(Document page entries with text)
Start of Block
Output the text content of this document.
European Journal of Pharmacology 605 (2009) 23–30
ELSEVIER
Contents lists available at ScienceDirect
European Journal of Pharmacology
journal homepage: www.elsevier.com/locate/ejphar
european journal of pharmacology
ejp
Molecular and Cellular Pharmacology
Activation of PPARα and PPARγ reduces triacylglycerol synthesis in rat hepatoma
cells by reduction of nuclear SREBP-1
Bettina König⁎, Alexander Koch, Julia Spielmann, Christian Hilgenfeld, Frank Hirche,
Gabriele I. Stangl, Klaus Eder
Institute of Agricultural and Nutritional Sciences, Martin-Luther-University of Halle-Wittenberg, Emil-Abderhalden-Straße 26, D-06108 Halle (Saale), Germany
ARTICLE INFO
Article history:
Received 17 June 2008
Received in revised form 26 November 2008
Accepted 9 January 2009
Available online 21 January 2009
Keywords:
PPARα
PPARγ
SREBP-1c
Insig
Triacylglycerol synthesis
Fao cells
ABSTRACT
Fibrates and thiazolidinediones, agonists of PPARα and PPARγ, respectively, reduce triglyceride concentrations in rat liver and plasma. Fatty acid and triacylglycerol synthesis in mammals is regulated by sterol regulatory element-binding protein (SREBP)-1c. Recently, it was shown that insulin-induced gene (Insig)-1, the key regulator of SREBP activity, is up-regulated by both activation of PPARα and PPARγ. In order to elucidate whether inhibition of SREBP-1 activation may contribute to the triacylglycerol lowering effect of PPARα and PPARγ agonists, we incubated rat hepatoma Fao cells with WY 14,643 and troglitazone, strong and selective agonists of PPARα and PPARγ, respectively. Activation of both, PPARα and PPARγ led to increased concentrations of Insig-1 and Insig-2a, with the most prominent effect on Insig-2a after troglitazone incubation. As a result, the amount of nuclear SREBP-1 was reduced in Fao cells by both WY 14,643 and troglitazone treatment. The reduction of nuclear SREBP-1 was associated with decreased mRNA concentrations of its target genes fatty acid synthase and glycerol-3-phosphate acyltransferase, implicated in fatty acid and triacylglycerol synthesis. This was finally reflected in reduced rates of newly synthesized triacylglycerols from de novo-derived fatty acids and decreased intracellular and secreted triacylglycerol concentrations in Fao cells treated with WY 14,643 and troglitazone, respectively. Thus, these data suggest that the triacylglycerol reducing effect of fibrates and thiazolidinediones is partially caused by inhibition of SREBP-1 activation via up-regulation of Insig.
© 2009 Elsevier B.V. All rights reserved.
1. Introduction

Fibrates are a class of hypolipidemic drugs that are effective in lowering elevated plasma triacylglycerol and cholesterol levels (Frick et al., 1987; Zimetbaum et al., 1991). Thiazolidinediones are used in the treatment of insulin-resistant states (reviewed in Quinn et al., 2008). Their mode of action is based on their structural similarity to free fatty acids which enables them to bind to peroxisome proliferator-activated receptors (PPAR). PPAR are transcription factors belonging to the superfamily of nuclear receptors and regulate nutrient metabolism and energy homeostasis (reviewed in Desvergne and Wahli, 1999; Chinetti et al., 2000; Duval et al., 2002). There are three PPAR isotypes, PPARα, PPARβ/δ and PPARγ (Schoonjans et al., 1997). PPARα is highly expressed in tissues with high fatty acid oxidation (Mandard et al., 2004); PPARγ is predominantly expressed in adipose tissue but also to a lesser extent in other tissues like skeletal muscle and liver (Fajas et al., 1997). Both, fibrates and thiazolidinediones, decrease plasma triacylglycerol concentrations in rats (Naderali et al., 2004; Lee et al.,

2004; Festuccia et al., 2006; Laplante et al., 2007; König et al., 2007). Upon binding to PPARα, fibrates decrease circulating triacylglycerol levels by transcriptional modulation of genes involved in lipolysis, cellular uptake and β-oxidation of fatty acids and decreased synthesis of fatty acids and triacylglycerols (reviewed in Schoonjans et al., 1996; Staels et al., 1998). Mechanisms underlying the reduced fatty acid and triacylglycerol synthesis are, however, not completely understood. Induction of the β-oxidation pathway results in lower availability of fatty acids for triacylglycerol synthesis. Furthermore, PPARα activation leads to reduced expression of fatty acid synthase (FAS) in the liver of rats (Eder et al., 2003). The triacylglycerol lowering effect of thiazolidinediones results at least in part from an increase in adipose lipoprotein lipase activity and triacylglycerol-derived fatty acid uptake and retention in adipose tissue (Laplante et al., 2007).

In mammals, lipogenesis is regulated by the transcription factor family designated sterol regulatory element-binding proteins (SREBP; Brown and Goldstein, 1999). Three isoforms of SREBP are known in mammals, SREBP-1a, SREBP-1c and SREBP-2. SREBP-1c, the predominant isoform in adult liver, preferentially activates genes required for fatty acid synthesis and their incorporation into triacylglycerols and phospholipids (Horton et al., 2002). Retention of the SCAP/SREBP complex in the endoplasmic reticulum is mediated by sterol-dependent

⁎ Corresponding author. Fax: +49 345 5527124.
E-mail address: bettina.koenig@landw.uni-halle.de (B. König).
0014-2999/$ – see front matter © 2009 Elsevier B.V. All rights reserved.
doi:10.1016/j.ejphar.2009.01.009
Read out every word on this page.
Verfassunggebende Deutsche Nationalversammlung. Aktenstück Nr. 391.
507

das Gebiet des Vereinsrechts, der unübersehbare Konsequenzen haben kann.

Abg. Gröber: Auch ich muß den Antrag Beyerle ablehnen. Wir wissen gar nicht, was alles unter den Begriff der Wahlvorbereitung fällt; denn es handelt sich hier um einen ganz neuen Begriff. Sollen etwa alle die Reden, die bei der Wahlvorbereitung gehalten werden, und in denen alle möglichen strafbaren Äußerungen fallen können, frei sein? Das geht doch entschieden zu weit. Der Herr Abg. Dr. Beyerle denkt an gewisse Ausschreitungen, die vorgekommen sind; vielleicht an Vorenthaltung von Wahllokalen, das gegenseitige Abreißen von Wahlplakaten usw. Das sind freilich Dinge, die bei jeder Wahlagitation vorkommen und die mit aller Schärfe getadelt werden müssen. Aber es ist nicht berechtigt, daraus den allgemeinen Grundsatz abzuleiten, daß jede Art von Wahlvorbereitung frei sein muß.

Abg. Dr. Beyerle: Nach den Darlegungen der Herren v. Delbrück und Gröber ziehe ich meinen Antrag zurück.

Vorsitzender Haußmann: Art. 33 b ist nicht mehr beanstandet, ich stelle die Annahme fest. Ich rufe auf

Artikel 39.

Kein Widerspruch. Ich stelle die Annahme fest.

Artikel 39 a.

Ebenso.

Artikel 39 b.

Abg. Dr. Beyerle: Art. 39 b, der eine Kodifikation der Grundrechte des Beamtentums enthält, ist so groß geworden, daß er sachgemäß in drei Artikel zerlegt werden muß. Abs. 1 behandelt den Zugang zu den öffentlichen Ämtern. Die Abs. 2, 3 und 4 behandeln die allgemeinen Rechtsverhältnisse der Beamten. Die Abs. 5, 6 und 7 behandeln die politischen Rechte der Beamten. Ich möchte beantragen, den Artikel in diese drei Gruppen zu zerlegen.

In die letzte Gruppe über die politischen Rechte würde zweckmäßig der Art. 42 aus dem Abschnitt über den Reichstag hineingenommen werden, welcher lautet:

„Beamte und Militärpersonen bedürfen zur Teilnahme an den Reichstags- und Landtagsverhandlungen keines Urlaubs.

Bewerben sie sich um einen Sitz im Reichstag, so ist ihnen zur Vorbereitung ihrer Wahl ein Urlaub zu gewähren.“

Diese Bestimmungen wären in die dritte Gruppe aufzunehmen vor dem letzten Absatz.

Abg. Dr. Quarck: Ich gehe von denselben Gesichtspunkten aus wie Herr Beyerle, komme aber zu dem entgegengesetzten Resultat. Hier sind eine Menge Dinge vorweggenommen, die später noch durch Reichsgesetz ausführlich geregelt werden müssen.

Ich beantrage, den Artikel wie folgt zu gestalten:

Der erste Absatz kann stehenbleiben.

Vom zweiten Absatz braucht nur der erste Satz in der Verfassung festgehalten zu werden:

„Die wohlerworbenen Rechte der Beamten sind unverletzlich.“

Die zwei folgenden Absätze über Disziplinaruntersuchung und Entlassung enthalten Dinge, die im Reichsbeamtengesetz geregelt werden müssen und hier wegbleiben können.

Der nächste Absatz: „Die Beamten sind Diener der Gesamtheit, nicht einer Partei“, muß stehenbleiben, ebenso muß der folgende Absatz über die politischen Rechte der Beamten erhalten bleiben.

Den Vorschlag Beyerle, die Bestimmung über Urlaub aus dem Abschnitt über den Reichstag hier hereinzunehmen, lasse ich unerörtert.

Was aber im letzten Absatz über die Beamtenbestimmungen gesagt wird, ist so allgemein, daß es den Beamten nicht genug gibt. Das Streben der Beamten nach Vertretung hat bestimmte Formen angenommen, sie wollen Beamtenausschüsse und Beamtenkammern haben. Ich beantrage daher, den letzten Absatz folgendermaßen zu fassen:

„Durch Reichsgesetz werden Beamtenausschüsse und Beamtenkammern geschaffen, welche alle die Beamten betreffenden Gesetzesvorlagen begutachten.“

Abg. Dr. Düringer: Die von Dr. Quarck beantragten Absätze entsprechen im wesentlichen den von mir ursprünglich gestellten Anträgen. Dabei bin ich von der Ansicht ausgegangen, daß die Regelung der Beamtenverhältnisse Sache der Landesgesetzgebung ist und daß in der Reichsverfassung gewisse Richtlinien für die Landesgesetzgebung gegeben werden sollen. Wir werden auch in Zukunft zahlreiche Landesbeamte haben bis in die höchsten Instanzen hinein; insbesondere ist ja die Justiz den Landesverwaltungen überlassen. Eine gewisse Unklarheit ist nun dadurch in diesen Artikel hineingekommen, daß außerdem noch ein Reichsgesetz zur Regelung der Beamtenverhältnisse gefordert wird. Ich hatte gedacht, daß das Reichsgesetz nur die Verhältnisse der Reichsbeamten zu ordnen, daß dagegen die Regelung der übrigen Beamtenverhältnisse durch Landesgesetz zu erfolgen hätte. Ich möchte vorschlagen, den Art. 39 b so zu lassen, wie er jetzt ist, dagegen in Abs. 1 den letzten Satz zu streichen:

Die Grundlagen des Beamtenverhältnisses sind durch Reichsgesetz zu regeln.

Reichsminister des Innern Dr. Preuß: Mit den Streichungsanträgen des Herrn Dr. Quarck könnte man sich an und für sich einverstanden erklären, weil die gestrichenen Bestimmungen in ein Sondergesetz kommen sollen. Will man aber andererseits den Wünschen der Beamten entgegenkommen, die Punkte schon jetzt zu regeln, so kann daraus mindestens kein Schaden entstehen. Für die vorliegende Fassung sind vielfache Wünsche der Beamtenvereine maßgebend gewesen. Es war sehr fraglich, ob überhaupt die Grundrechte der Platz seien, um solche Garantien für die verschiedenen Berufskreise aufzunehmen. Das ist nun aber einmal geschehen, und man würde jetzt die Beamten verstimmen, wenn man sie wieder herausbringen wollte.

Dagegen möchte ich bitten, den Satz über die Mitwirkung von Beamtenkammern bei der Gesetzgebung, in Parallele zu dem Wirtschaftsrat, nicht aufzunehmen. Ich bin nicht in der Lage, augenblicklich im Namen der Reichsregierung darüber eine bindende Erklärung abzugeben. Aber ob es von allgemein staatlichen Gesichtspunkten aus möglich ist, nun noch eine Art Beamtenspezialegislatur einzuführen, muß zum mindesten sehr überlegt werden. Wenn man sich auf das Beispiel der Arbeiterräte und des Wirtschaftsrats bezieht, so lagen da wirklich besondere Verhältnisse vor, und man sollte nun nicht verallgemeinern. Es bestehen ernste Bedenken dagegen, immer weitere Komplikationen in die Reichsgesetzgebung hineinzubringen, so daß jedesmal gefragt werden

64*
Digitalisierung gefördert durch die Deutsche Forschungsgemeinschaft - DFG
End of Block
Filter the records above for lines containing the word "ejphar", and copy those lines.

**Solution:**
journal homepage: www.elsevier.com/locate/ejphar
doi:10.1016/j.ejphar.2009.01.009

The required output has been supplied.